#### Given instruction
Copy exactly the run of lines that begins at the line with "What does this" and ends at the final line of the entries.

#### Exercise materials
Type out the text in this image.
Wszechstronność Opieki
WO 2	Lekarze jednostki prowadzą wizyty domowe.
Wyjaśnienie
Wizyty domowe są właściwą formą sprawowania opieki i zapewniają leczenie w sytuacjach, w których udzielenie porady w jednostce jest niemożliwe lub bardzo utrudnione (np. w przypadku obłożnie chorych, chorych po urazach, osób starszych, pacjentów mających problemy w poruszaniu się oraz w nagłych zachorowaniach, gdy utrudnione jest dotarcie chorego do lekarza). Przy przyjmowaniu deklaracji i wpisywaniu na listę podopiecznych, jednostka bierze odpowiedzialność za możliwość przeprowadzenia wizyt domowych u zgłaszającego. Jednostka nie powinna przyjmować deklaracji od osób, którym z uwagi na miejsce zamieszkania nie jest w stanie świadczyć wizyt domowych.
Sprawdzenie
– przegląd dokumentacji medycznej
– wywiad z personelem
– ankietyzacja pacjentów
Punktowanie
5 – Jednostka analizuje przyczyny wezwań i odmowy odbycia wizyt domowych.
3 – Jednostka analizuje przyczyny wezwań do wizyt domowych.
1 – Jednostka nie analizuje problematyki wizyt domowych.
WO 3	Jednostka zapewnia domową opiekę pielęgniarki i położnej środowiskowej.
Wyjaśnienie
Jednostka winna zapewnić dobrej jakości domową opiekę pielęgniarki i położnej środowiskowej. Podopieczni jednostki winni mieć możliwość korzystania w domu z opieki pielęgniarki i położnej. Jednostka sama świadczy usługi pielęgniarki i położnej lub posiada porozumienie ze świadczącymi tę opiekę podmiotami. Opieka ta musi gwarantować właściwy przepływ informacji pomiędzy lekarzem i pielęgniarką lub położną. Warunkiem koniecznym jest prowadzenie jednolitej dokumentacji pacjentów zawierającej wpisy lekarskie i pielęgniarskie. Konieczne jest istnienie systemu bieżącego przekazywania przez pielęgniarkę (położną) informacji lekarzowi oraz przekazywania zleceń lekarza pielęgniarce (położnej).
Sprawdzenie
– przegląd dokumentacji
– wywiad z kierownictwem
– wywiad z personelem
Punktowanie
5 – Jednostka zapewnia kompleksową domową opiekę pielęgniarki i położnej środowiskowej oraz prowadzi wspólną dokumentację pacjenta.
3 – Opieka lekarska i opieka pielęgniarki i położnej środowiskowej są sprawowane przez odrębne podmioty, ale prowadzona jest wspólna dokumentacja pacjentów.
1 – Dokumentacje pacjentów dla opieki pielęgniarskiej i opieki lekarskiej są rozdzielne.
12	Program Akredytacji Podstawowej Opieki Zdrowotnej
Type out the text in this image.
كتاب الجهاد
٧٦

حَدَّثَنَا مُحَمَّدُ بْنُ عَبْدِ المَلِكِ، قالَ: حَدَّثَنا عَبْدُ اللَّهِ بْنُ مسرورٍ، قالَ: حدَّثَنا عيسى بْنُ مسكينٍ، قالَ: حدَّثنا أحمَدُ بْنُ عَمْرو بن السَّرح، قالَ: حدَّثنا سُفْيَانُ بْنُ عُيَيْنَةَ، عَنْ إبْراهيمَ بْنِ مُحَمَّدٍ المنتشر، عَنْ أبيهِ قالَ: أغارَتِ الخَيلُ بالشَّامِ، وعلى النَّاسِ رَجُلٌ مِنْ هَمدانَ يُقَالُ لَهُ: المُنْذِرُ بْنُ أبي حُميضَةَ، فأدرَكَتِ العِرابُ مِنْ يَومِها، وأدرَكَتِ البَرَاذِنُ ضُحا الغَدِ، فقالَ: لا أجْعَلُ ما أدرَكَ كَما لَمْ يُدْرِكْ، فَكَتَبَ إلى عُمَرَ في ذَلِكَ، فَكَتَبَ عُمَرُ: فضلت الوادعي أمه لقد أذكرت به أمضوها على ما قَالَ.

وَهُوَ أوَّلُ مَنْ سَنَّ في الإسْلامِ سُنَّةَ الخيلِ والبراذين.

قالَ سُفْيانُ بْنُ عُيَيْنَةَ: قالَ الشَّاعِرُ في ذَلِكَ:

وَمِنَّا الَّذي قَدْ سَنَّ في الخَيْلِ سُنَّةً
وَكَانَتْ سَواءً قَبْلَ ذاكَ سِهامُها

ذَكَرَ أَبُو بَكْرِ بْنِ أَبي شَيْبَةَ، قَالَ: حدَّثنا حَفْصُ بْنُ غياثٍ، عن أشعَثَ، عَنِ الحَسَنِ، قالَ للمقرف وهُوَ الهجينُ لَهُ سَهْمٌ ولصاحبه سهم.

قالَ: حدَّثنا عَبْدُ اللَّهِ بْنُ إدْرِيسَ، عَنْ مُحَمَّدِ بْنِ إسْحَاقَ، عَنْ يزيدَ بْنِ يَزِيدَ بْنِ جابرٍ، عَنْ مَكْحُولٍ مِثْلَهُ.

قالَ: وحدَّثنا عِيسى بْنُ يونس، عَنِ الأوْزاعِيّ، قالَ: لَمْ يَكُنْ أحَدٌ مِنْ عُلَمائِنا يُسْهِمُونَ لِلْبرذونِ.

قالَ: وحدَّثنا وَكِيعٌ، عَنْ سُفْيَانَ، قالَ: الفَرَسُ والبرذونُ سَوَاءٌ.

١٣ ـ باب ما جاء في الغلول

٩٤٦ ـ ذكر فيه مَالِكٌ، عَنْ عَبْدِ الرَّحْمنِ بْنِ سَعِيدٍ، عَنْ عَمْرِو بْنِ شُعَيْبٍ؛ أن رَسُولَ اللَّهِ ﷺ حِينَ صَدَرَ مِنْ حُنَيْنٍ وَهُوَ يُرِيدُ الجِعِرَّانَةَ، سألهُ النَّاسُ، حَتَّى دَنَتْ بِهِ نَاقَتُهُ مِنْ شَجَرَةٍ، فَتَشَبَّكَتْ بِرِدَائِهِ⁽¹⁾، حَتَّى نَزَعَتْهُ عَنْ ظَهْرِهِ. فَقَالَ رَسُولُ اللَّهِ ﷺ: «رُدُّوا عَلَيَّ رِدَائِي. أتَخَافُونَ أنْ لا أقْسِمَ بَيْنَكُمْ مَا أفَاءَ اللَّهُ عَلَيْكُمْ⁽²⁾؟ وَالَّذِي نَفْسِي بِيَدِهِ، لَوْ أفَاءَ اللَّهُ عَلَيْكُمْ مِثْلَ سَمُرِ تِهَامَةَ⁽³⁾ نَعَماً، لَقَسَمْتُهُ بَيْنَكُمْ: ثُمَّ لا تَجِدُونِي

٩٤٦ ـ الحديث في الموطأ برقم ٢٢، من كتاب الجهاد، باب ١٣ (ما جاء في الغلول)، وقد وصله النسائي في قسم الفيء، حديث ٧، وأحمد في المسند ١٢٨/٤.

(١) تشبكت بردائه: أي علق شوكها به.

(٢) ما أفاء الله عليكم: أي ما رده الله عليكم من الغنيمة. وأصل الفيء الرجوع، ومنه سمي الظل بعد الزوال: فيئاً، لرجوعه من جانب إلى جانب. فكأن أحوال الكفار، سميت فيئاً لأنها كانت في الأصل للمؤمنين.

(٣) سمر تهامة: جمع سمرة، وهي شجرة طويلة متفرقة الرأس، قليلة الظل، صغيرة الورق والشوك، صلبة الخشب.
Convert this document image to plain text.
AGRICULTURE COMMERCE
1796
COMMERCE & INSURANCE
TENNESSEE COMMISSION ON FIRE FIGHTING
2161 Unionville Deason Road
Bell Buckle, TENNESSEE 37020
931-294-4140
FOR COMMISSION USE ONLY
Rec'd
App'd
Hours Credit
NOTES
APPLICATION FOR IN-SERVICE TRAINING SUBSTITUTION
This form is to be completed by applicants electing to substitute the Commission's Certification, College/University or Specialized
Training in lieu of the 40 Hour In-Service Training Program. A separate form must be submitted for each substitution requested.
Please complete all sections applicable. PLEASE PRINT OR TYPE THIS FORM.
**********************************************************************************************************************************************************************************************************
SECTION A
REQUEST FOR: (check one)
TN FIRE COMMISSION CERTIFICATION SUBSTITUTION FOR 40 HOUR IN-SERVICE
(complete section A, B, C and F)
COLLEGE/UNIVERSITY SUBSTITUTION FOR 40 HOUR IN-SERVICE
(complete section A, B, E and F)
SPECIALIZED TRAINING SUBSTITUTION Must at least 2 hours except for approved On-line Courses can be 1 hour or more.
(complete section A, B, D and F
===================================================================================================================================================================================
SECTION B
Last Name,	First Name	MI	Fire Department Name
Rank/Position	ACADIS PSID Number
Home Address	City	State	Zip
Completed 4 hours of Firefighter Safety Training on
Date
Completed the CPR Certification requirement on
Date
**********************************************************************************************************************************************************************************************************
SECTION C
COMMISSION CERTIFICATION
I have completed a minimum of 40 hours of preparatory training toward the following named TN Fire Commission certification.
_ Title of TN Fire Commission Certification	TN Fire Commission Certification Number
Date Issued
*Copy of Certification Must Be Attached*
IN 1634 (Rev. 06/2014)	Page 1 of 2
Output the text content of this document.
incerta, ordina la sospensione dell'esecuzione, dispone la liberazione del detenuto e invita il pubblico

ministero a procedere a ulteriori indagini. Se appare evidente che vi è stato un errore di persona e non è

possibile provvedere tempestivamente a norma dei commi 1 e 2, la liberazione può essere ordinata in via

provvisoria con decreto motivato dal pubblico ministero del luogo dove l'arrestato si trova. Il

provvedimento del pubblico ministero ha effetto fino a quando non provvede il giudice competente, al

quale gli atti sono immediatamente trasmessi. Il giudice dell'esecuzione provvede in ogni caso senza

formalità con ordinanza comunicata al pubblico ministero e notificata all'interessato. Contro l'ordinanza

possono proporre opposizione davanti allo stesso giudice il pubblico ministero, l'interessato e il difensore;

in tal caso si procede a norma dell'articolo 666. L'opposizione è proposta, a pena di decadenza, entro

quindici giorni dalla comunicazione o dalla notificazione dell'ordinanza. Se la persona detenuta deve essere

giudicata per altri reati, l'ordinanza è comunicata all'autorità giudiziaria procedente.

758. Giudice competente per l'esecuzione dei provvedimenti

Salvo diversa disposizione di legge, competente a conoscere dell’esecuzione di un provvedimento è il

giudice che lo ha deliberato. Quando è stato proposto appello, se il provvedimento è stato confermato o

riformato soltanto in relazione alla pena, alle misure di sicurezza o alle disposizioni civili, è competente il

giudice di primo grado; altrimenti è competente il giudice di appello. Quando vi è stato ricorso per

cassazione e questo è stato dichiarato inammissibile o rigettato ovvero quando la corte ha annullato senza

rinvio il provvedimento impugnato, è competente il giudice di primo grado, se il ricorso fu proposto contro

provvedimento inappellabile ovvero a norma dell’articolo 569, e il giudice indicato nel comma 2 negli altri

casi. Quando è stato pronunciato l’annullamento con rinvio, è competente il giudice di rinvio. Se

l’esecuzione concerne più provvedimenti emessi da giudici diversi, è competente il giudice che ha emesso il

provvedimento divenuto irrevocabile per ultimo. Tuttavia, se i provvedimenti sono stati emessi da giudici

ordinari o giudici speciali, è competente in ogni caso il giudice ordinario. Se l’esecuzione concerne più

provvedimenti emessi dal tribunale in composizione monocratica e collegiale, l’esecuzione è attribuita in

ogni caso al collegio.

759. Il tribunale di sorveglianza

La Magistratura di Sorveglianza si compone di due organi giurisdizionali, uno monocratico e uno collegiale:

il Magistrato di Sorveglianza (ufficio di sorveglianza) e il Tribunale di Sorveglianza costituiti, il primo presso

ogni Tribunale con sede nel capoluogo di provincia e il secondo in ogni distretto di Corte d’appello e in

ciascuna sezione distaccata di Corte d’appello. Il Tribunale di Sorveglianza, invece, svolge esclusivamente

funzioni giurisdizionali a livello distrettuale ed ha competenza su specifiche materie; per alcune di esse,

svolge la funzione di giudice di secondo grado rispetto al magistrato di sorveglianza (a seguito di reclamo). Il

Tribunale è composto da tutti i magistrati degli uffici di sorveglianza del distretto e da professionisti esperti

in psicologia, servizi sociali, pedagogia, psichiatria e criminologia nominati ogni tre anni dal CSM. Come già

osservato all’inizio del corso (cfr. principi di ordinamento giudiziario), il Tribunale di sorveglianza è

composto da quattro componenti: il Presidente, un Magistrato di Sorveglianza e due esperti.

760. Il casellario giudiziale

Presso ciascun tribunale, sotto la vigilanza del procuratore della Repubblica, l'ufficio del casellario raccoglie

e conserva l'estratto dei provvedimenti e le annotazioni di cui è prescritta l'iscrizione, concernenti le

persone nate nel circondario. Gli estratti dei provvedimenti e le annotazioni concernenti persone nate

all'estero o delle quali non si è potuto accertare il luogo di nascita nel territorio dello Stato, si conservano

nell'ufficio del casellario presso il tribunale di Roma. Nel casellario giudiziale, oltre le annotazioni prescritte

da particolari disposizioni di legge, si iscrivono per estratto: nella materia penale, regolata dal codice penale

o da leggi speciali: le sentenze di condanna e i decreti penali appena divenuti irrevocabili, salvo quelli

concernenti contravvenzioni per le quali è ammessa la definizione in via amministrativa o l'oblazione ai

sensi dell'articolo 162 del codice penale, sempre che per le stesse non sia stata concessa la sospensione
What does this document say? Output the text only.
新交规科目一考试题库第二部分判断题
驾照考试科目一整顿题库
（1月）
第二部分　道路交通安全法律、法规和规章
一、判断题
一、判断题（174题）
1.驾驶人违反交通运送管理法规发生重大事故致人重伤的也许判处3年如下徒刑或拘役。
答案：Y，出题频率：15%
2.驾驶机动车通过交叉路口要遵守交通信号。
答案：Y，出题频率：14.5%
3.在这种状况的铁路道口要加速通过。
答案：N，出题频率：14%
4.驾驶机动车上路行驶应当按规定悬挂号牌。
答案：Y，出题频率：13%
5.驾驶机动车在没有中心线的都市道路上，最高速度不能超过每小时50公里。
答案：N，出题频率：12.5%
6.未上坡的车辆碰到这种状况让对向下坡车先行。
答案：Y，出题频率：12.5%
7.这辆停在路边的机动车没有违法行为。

#### Correct result
What does this document say? Output the text only.
新交规科目一考试题库第二部分判断题
驾照考试科目一整顿题库
（1月）
第二部分　道路交通安全法律、法规和规章
一、判断题
一、判断题（174题）
1.驾驶人违反交通运送管理法规发生重大事故致人重伤的也许判处3年如下徒刑或拘役。
答案：Y，出题频率：15%
2.驾驶机动车通过交叉路口要遵守交通信号。
答案：Y，出题频率：14.5%
3.在这种状况的铁路道口要加速通过。
答案：N，出题频率：14%
4.驾驶机动车上路行驶应当按规定悬挂号牌。
答案：Y，出题频率：13%
5.驾驶机动车在没有中心线的都市道路上，最高速度不能超过每小时50公里。
答案：N，出题频率：12.5%
6.未上坡的车辆碰到这种状况让对向下坡车先行。
答案：Y，出题频率：12.5%
7.这辆停在路边的机动车没有违法行为。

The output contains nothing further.